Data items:

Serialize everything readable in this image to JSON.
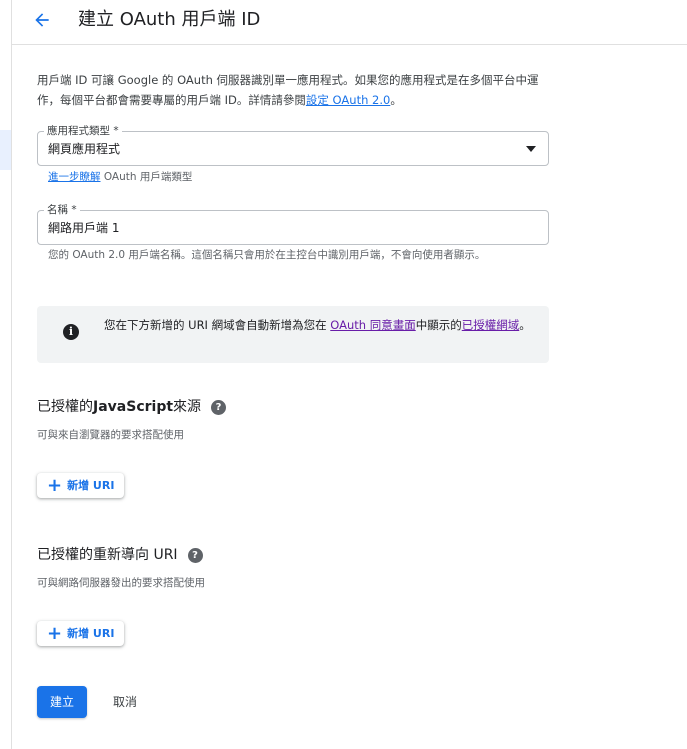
{
  "header": {
    "title": "建立 OAuth 用戶端 ID"
  },
  "intro": {
    "text": "用戶端 ID 可讓 Google 的 OAuth 伺服器識別單一應用程式。如果您的應用程式是在多個平台中運作，每個平台都會需要專屬的用戶端 ID。詳情請參閱",
    "link": "設定 OAuth 2.0",
    "suffix": "。"
  },
  "app_type": {
    "label": "應用程式類型 *",
    "value": "網頁應用程式",
    "learn_link": "進一步瞭解",
    "learn_suffix": " OAuth 用戶端類型"
  },
  "name_field": {
    "label": "名稱 *",
    "value": "網路用戶端 1",
    "helper": "您的 OAuth 2.0 用戶端名稱。這個名稱只會用於在主控台中識別用戶端，不會向使用者顯示。"
  },
  "info": {
    "icon_glyph": "i",
    "text_before": "您在下方新增的 URI 網域會自動新增為您在 ",
    "consent_link": "OAuth 同意畫面",
    "text_middle": "中顯示的",
    "domains_link": "已授權網域",
    "text_after": "。"
  },
  "js_origins": {
    "title_prefix": "已授權的 ",
    "title_bold": "JavaScript",
    "title_suffix": " 來源",
    "help_glyph": "?",
    "description": "可與來自瀏覽器的要求搭配使用",
    "add_glyph": "+",
    "add_label": "新增 URI"
  },
  "redirect_uris": {
    "title": "已授權的重新導向 URI",
    "help_glyph": "?",
    "description": "可與網路伺服器發出的要求搭配使用",
    "add_glyph": "+",
    "add_label": "新增 URI"
  },
  "actions": {
    "create": "建立",
    "cancel": "取消"
  },
  "colors": {
    "accent": "#1a73e8",
    "visited_link": "#681da8",
    "info_bg": "#f1f3f4"
  }
}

Problem statement:
Reproduce all the records verbatim, excluding images.

Correct response:
Serialize everything readable in this image to JSON.
{
  "header": {
    "title": "建立 OAuth 用戶端 ID"
  },
  "intro": {
    "text": "用戶端 ID 可讓 Google 的 OAuth 伺服器識別單一應用程式。如果您的應用程式是在多個平台中運作，每個平台都會需要專屬的用戶端 ID。詳情請參閱",
    "link": "設定 OAuth 2.0",
    "suffix": "。"
  },
  "app_type": {
    "label": "應用程式類型 *",
    "value": "網頁應用程式",
    "learn_link": "進一步瞭解",
    "learn_suffix": " OAuth 用戶端類型"
  },
  "name_field": {
    "label": "名稱 *",
    "value": "網路用戶端 1",
    "helper": "您的 OAuth 2.0 用戶端名稱。這個名稱只會用於在主控台中識別用戶端，不會向使用者顯示。"
  },
  "info": {
    "icon_glyph": "i",
    "text_before": "您在下方新增的 URI 網域會自動新增為您在 ",
    "consent_link": "OAuth 同意畫面",
    "text_middle": "中顯示的",
    "domains_link": "已授權網域",
    "text_after": "。"
  },
  "js_origins": {
    "title_prefix": "已授權的 ",
    "title_bold": "JavaScript",
    "title_suffix": " 來源",
    "help_glyph": "?",
    "description": "可與來自瀏覽器的要求搭配使用",
    "add_glyph": "+",
    "add_label": "新增 URI"
  },
  "redirect_uris": {
    "title": "已授權的重新導向 URI",
    "help_glyph": "?",
    "description": "可與網路伺服器發出的要求搭配使用",
    "add_glyph": "+",
    "add_label": "新增 URI"
  },
  "actions": {
    "create": "建立",
    "cancel": "取消"
  },
  "colors": {
    "accent": "#1a73e8",
    "visited_link": "#681da8",
    "info_bg": "#f1f3f4"
  }
}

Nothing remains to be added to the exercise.